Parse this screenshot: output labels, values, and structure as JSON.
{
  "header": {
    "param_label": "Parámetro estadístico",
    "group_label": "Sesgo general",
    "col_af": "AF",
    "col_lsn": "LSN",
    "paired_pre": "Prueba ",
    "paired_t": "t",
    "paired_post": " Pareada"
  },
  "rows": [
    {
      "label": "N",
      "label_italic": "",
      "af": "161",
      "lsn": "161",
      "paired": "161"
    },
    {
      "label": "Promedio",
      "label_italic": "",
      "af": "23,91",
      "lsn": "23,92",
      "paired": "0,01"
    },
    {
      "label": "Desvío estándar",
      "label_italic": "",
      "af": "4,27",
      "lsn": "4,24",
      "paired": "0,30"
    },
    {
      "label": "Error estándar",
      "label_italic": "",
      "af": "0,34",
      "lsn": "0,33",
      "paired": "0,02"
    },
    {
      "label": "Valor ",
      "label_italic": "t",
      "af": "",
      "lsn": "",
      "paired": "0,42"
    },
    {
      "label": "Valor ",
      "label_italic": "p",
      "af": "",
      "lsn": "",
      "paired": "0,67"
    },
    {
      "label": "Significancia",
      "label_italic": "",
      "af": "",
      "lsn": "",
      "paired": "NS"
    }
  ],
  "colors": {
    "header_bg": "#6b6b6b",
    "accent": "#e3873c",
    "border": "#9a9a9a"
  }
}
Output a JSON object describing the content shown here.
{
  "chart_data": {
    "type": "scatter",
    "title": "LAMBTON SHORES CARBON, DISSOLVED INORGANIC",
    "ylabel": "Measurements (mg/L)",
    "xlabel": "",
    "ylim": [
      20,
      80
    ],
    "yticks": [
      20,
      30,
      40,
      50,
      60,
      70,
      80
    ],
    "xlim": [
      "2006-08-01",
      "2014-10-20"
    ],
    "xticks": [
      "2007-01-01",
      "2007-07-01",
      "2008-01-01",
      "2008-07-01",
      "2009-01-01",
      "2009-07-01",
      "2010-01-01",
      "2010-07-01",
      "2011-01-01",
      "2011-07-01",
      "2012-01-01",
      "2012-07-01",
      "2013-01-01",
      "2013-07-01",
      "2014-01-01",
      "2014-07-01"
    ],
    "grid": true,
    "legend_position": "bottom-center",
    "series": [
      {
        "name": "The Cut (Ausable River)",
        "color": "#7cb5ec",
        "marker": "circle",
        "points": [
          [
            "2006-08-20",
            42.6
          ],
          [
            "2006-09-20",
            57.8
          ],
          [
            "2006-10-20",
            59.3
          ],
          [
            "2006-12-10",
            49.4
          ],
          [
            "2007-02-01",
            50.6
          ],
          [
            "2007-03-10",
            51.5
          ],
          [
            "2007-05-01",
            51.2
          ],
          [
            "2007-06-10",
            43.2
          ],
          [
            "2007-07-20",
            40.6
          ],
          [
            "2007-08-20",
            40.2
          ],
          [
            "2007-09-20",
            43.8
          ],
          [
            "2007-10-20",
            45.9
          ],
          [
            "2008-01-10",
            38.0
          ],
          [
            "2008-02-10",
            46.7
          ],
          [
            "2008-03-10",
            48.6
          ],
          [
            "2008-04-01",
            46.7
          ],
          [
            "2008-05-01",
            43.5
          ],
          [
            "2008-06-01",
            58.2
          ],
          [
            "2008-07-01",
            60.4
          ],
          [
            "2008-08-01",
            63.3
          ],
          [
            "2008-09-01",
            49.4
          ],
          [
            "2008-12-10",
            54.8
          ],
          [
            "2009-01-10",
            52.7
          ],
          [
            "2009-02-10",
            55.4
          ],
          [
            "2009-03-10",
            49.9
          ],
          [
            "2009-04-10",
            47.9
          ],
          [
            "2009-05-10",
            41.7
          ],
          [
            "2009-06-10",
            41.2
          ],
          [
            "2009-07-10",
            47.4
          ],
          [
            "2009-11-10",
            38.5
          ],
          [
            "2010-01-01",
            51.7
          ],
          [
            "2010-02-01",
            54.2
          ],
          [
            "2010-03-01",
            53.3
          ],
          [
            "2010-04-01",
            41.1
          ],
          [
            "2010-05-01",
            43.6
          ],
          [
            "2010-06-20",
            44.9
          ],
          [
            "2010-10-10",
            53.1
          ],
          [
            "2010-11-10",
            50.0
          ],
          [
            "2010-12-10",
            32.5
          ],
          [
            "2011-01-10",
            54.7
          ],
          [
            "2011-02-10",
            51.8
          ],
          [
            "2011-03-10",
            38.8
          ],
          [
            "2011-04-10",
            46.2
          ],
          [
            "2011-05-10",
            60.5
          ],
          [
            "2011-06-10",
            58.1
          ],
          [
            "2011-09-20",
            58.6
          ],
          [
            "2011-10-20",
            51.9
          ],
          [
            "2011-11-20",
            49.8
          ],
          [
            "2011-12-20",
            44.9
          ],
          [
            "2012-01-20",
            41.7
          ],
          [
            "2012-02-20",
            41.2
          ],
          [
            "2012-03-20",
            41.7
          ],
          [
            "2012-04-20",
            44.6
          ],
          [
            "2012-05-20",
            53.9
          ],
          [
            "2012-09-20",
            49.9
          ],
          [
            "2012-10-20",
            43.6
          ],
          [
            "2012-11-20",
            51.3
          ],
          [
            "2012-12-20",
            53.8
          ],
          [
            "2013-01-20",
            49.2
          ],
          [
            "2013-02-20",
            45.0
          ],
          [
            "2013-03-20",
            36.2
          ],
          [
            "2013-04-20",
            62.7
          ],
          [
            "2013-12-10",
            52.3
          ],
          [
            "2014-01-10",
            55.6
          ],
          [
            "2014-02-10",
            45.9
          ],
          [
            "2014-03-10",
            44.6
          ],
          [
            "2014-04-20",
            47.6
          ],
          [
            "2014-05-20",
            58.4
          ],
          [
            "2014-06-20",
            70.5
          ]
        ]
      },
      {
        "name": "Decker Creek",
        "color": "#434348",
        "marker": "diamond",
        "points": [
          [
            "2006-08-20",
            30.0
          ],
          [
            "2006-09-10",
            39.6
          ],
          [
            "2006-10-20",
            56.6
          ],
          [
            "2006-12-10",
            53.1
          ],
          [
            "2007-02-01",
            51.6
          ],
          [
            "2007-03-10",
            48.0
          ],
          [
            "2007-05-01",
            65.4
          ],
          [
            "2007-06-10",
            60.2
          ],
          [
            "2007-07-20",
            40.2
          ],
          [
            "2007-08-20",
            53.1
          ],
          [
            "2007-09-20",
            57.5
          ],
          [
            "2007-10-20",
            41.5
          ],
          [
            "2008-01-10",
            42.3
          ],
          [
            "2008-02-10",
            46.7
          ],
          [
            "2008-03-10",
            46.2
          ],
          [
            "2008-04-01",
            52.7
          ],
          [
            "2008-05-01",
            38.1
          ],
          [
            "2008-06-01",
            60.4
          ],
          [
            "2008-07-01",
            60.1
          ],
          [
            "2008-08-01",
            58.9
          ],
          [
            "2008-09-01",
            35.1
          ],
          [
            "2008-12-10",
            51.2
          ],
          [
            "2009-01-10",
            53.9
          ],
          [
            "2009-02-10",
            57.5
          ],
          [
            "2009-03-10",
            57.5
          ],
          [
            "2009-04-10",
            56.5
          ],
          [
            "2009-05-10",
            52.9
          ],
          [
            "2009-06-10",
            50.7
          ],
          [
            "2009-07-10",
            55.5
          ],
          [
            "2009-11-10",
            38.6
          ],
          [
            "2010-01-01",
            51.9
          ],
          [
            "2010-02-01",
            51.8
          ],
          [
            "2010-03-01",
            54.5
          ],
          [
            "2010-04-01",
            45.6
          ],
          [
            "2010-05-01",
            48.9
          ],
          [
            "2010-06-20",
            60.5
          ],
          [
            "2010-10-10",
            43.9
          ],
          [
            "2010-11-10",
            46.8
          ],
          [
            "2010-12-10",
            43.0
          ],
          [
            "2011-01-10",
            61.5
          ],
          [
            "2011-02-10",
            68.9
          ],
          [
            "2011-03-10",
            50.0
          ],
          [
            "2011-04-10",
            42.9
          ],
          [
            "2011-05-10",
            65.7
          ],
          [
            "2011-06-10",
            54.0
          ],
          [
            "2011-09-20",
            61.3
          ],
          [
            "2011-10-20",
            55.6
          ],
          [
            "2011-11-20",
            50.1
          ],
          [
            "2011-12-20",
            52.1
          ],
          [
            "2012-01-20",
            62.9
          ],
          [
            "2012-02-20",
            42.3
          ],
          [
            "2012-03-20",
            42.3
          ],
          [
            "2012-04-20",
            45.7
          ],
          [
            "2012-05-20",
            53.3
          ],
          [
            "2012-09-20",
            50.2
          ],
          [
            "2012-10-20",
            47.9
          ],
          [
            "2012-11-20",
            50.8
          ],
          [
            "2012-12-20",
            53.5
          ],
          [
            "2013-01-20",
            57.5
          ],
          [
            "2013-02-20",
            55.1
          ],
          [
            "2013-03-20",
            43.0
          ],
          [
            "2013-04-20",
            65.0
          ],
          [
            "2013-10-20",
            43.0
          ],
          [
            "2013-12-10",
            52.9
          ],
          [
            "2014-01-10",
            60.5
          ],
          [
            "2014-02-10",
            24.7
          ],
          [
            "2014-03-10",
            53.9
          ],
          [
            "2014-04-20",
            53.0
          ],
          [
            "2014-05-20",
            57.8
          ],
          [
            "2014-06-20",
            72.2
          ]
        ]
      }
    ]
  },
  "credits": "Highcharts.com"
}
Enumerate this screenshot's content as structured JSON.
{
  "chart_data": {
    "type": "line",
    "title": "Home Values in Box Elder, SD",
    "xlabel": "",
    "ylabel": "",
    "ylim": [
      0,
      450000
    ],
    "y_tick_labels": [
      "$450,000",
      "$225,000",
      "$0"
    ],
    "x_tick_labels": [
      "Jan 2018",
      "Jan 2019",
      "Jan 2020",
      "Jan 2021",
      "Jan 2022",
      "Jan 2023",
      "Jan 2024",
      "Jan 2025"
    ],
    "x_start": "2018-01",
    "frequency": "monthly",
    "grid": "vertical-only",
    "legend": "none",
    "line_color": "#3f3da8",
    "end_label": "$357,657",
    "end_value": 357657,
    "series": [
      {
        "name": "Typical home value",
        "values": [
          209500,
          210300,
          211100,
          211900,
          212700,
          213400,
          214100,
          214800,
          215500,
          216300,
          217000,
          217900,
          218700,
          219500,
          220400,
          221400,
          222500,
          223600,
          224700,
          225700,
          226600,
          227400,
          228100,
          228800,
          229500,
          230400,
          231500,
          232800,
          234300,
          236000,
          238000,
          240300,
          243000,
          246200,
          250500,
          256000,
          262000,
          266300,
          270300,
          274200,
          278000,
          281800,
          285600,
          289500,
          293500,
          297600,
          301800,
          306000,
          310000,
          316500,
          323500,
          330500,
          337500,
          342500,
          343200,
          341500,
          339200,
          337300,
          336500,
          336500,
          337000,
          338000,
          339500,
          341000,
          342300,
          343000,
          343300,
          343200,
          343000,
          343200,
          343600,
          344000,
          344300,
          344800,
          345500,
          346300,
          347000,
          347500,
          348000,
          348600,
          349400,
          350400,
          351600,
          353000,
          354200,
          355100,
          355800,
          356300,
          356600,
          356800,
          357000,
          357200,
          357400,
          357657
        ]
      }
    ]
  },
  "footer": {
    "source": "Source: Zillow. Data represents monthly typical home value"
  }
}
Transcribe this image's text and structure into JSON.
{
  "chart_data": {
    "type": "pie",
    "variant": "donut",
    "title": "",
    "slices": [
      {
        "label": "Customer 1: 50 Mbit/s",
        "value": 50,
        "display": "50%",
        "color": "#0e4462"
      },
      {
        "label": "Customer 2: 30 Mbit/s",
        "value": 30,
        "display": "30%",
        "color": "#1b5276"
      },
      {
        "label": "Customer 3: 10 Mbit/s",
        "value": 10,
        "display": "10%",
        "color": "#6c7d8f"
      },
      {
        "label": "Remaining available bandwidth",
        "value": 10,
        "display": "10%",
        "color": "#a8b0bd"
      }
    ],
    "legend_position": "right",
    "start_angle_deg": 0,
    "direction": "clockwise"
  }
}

++++++

Everything from the line that contains "Transcribe this image's" through the end of the records must be duplicated exactly, and nothing outside that range.

**Output below**
Transcribe this image's text and structure into JSON.
{
  "chart_data": {
    "type": "pie",
    "variant": "donut",
    "title": "",
    "slices": [
      {
        "label": "Customer 1: 50 Mbit/s",
        "value": 50,
        "display": "50%",
        "color": "#0e4462"
      },
      {
        "label": "Customer 2: 30 Mbit/s",
        "value": 30,
        "display": "30%",
        "color": "#1b5276"
      },
      {
        "label": "Customer 3: 10 Mbit/s",
        "value": 10,
        "display": "10%",
        "color": "#6c7d8f"
      },
      {
        "label": "Remaining available bandwidth",
        "value": 10,
        "display": "10%",
        "color": "#a8b0bd"
      }
    ],
    "legend_position": "right",
    "start_angle_deg": 0,
    "direction": "clockwise"
  }
}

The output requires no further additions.